* _Material shown_:
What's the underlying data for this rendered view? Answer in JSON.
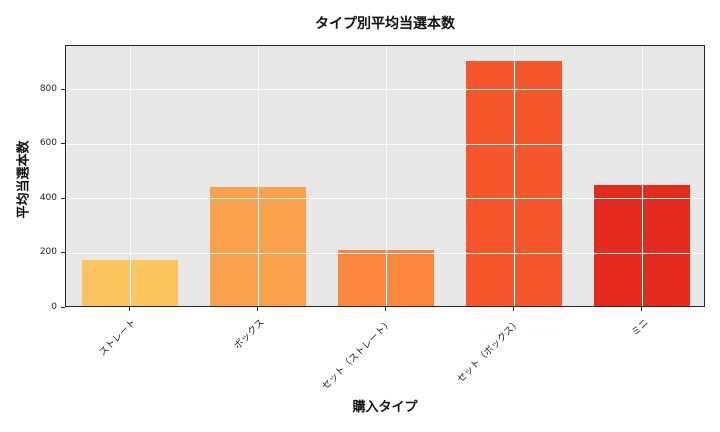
{
  "chart": {
    "title": "タイプ別平均当選本数",
    "xlabel": "購入タイプ",
    "ylabel": "平均当選本数"
  },
  "chart_data": {
    "type": "bar",
    "title": "タイプ別平均当選本数",
    "xlabel": "購入タイプ",
    "ylabel": "平均当選本数",
    "categories": [
      "ストレート",
      "ボックス",
      "セット（ストレート）",
      "セット（ボックス）",
      "ミニ"
    ],
    "values": [
      170,
      435,
      207,
      897,
      445
    ],
    "bar_colors": [
      "#FDC55F",
      "#FCA14B",
      "#FA873C",
      "#F65629",
      "#E52C1C"
    ],
    "ylim": [
      0,
      960
    ],
    "yticks": [
      0,
      200,
      400,
      600,
      800
    ],
    "grid": true,
    "legend": "none",
    "plot_bg": "#E8E8E8",
    "grid_color": "#FFFFFF",
    "bar_width_fraction": 0.75
  }
}
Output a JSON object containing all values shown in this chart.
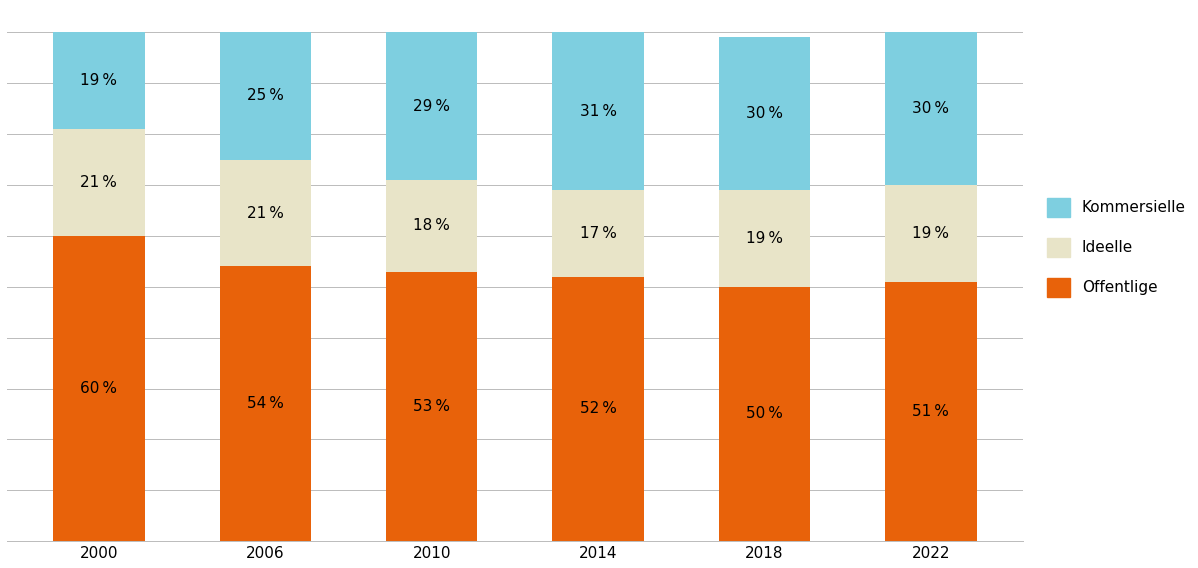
{
  "years": [
    "2000",
    "2006",
    "2010",
    "2014",
    "2018",
    "2022"
  ],
  "offentlige": [
    60,
    54,
    53,
    52,
    50,
    51
  ],
  "ideelle": [
    21,
    21,
    18,
    17,
    19,
    19
  ],
  "kommersielle": [
    19,
    25,
    29,
    31,
    30,
    30
  ],
  "color_offentlige": "#E8620A",
  "color_ideelle": "#E8E4C8",
  "color_kommersielle": "#7ECFE0",
  "bar_width": 0.55,
  "ylim": [
    0,
    105
  ],
  "ytick_positions": [
    0,
    10,
    20,
    30,
    40,
    50,
    60,
    70,
    80,
    90,
    100
  ],
  "legend_labels": [
    "Kommersielle",
    "Ideelle",
    "Offentlige"
  ],
  "legend_colors": [
    "#7ECFE0",
    "#E8E4C8",
    "#E8620A"
  ],
  "label_fontsize": 11,
  "tick_fontsize": 11,
  "background_color": "#ffffff",
  "grid_color": "#bbbbbb",
  "grid_linewidth": 0.7
}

* _Exercise prompt_: Reproduce every line above as written, skipping pictures.

* _Output for this exercise_:
What's the underlying data for this rendered view? Answer in JSON.
{
  "chart": {
    "title": "タイプ別平均当選本数",
    "xlabel": "購入タイプ",
    "ylabel": "平均当選本数"
  },
  "chart_data": {
    "type": "bar",
    "title": "タイプ別平均当選本数",
    "xlabel": "購入タイプ",
    "ylabel": "平均当選本数",
    "categories": [
      "ストレート",
      "ボックス",
      "セット（ストレート）",
      "セット（ボックス）",
      "ミニ"
    ],
    "values": [
      170,
      435,
      207,
      897,
      445
    ],
    "bar_colors": [
      "#FDC55F",
      "#FCA14B",
      "#FA873C",
      "#F65629",
      "#E52C1C"
    ],
    "ylim": [
      0,
      960
    ],
    "yticks": [
      0,
      200,
      400,
      600,
      800
    ],
    "grid": true,
    "legend": "none",
    "plot_bg": "#E8E8E8",
    "grid_color": "#FFFFFF",
    "bar_width_fraction": 0.75
  }
}
Output a JSON object containing all values shown in this chart.
{
  "years": [
    "2000",
    "2006",
    "2010",
    "2014",
    "2018",
    "2022"
  ],
  "offentlige": [
    60,
    54,
    53,
    52,
    50,
    51
  ],
  "ideelle": [
    21,
    21,
    18,
    17,
    19,
    19
  ],
  "kommersielle": [
    19,
    25,
    29,
    31,
    30,
    30
  ],
  "color_offentlige": "#E8620A",
  "color_ideelle": "#E8E4C8",
  "color_kommersielle": "#7ECFE0",
  "bar_width": 0.55,
  "ylim": [
    0,
    105
  ],
  "ytick_positions": [
    0,
    10,
    20,
    30,
    40,
    50,
    60,
    70,
    80,
    90,
    100
  ],
  "legend_labels": [
    "Kommersielle",
    "Ideelle",
    "Offentlige"
  ],
  "legend_colors": [
    "#7ECFE0",
    "#E8E4C8",
    "#E8620A"
  ],
  "label_fontsize": 11,
  "tick_fontsize": 11,
  "background_color": "#ffffff",
  "grid_color": "#bbbbbb",
  "grid_linewidth": 0.7
}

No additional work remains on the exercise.